■ **What you will do**:
Copy all of the material word for word, except for the pictures.

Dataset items
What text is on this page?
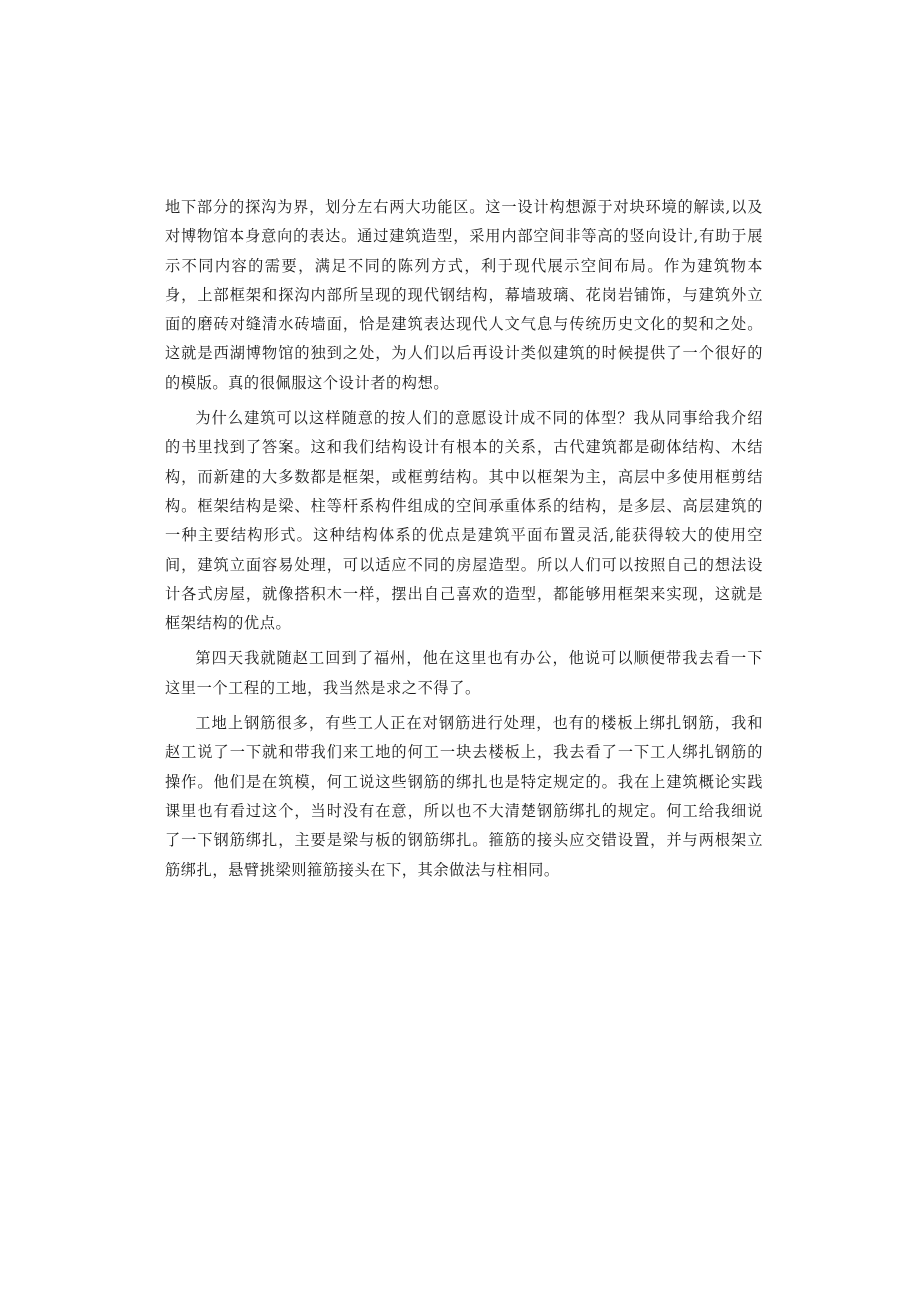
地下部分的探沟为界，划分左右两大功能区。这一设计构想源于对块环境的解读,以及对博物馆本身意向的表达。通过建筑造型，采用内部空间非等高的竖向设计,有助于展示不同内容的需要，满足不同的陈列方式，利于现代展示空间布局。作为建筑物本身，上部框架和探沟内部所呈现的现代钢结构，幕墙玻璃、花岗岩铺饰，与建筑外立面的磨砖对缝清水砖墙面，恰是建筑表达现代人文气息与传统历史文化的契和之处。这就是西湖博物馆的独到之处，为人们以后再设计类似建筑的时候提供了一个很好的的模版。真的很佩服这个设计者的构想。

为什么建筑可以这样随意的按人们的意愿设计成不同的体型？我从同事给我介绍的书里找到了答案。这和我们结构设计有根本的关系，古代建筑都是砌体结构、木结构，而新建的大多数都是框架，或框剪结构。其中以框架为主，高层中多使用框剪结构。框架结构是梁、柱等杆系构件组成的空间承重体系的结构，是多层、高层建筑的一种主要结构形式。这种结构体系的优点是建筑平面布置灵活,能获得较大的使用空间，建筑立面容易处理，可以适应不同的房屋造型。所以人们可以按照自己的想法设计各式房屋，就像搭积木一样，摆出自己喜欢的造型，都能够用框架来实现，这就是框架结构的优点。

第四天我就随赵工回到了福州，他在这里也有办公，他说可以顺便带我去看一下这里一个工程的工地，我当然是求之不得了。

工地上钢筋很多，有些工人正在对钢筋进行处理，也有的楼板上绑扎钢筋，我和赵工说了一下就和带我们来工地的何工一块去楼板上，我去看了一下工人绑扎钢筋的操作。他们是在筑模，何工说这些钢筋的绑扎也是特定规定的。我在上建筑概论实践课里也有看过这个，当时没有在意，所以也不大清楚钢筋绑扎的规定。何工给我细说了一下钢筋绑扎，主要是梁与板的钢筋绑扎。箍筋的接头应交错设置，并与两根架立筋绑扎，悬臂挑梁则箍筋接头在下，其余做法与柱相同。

■ **Answer**:
What text is on this page?
地下部分的探沟为界，划分左右两大功能区。这一设计构想源于对块环境的解读,以及对博物馆本身意向的表达。通过建筑造型，采用内部空间非等高的竖向设计,有助于展示不同内容的需要，满足不同的陈列方式，利于现代展示空间布局。作为建筑物本身，上部框架和探沟内部所呈现的现代钢结构，幕墙玻璃、花岗岩铺饰，与建筑外立面的磨砖对缝清水砖墙面，恰是建筑表达现代人文气息与传统历史文化的契和之处。这就是西湖博物馆的独到之处，为人们以后再设计类似建筑的时候提供了一个很好的的模版。真的很佩服这个设计者的构想。

为什么建筑可以这样随意的按人们的意愿设计成不同的体型？我从同事给我介绍的书里找到了答案。这和我们结构设计有根本的关系，古代建筑都是砌体结构、木结构，而新建的大多数都是框架，或框剪结构。其中以框架为主，高层中多使用框剪结构。框架结构是梁、柱等杆系构件组成的空间承重体系的结构，是多层、高层建筑的一种主要结构形式。这种结构体系的优点是建筑平面布置灵活,能获得较大的使用空间，建筑立面容易处理，可以适应不同的房屋造型。所以人们可以按照自己的想法设计各式房屋，就像搭积木一样，摆出自己喜欢的造型，都能够用框架来实现，这就是框架结构的优点。

第四天我就随赵工回到了福州，他在这里也有办公，他说可以顺便带我去看一下这里一个工程的工地，我当然是求之不得了。

工地上钢筋很多，有些工人正在对钢筋进行处理，也有的楼板上绑扎钢筋，我和赵工说了一下就和带我们来工地的何工一块去楼板上，我去看了一下工人绑扎钢筋的操作。他们是在筑模，何工说这些钢筋的绑扎也是特定规定的。我在上建筑概论实践课里也有看过这个，当时没有在意，所以也不大清楚钢筋绑扎的规定。何工给我细说了一下钢筋绑扎，主要是梁与板的钢筋绑扎。箍筋的接头应交错设置，并与两根架立筋绑扎，悬臂挑梁则箍筋接头在下，其余做法与柱相同。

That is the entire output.